-- Records to process start --
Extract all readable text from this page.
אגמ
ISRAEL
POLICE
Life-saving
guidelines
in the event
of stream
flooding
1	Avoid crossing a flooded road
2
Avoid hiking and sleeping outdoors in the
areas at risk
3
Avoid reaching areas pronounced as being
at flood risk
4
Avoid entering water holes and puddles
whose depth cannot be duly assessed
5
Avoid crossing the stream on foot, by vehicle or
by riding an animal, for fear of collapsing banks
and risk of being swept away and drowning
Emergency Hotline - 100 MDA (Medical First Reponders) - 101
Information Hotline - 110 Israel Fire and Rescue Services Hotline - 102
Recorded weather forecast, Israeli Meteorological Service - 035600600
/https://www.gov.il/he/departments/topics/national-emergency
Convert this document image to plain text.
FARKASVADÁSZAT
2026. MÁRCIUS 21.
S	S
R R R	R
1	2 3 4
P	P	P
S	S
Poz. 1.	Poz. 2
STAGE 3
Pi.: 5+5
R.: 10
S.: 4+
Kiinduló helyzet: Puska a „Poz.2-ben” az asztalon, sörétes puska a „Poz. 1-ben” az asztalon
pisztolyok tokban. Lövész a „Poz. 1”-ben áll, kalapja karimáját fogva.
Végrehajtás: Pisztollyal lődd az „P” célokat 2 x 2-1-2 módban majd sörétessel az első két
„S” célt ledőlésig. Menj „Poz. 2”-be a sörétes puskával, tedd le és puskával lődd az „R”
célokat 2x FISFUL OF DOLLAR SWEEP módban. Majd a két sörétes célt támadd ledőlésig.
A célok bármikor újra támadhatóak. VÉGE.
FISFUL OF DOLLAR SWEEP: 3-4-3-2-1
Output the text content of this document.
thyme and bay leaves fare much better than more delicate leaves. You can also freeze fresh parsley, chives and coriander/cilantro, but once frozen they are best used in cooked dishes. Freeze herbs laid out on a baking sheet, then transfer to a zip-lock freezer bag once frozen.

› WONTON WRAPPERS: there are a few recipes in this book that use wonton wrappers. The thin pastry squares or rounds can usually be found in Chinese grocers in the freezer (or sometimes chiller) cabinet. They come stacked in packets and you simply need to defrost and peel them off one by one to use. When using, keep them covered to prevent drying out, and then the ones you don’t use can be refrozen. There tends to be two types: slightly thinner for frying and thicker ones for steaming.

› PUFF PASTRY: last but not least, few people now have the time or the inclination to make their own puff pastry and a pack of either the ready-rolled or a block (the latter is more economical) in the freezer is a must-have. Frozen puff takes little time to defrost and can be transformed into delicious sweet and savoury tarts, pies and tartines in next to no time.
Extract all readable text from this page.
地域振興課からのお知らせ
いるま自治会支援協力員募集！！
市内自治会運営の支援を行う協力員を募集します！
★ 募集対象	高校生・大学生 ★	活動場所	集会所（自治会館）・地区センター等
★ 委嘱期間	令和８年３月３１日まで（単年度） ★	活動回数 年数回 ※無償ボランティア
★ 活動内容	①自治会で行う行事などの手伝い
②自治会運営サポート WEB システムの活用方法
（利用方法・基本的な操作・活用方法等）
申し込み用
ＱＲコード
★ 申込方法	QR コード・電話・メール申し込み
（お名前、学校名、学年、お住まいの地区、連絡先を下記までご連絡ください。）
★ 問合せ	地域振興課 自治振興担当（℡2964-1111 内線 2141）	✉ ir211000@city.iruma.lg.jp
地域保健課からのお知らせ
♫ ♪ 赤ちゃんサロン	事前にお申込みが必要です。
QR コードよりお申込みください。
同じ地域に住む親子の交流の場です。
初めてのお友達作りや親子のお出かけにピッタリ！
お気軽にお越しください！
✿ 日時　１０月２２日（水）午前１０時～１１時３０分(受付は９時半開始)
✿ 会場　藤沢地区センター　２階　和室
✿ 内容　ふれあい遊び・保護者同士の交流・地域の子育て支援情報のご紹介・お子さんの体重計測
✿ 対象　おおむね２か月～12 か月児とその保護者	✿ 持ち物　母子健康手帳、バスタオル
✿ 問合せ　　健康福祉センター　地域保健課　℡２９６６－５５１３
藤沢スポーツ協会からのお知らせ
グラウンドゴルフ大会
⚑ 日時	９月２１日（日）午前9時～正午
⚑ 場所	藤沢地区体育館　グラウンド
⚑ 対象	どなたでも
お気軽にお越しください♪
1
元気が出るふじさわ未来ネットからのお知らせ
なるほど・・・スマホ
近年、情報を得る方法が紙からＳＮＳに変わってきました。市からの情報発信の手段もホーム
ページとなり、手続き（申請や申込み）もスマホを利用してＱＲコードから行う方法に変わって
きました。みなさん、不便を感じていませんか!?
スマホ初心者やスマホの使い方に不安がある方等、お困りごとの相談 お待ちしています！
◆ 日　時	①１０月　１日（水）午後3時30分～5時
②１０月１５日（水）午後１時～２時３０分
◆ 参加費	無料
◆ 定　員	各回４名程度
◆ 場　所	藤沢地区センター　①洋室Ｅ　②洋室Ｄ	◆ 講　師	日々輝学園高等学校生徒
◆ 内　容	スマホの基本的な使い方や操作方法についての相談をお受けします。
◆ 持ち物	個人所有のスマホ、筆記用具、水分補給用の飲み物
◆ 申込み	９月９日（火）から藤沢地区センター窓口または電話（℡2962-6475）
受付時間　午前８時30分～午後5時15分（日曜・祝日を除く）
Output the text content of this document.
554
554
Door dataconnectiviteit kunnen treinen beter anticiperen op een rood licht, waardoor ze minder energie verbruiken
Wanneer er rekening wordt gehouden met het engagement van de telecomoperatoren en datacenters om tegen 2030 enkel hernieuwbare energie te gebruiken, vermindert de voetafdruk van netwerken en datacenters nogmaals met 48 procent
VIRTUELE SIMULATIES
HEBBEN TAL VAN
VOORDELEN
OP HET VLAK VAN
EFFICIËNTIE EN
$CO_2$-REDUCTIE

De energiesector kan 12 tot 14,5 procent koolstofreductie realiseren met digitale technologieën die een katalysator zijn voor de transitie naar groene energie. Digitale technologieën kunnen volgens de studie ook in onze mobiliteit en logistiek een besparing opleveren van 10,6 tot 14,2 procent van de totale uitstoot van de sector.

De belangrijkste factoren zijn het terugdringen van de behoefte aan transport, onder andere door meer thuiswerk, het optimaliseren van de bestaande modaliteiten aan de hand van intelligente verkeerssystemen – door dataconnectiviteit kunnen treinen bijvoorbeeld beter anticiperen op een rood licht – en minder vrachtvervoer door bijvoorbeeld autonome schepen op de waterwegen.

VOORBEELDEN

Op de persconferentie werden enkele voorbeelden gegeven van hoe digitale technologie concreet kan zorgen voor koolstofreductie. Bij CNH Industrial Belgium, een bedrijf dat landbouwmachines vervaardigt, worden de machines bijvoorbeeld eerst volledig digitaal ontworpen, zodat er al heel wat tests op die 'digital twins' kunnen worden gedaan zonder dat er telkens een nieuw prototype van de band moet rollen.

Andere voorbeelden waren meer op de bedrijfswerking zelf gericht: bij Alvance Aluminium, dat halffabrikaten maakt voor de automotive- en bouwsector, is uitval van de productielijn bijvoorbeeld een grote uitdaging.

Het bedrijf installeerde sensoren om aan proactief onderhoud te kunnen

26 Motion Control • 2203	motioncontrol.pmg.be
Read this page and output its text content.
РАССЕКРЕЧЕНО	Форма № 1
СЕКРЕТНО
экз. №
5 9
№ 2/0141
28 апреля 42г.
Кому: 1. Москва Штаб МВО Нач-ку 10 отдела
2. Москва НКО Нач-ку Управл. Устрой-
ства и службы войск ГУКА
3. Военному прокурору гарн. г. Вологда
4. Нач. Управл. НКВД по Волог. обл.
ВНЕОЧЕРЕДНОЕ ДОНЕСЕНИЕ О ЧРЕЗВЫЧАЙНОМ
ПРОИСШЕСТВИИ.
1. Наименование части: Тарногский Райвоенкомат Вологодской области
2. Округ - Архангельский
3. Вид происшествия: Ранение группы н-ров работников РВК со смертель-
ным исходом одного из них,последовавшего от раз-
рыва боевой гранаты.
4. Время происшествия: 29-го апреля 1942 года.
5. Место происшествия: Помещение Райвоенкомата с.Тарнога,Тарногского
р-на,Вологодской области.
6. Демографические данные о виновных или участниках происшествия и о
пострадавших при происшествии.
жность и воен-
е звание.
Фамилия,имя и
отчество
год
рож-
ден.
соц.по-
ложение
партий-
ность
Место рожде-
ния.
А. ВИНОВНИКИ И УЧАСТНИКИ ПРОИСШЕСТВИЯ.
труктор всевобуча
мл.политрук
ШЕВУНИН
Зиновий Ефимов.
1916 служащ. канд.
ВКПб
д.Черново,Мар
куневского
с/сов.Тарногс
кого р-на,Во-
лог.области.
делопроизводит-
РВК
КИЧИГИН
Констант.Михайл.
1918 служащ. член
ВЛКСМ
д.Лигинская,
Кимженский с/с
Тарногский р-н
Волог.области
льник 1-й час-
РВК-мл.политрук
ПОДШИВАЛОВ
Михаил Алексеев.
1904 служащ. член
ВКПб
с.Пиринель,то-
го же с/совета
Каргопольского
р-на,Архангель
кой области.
-- Records to process end --
• _Objective_:
Gather all lines of the records that include the word "anticiperen".

• _Result for this task_:
Door dataconnectiviteit kunnen treinen beter anticiperen op een rood licht, waardoor ze minder energie verbruiken
De belangrijkste factoren zijn het terugdringen van de behoefte aan transport, onder andere door meer thuiswerk, het optimaliseren van de bestaande modaliteiten aan de hand van intelligente verkeerssystemen – door dataconnectiviteit kunnen treinen bijvoorbeeld beter anticiperen op een rood licht – en minder vrachtvervoer door bijvoorbeeld autonome schepen op de waterwegen.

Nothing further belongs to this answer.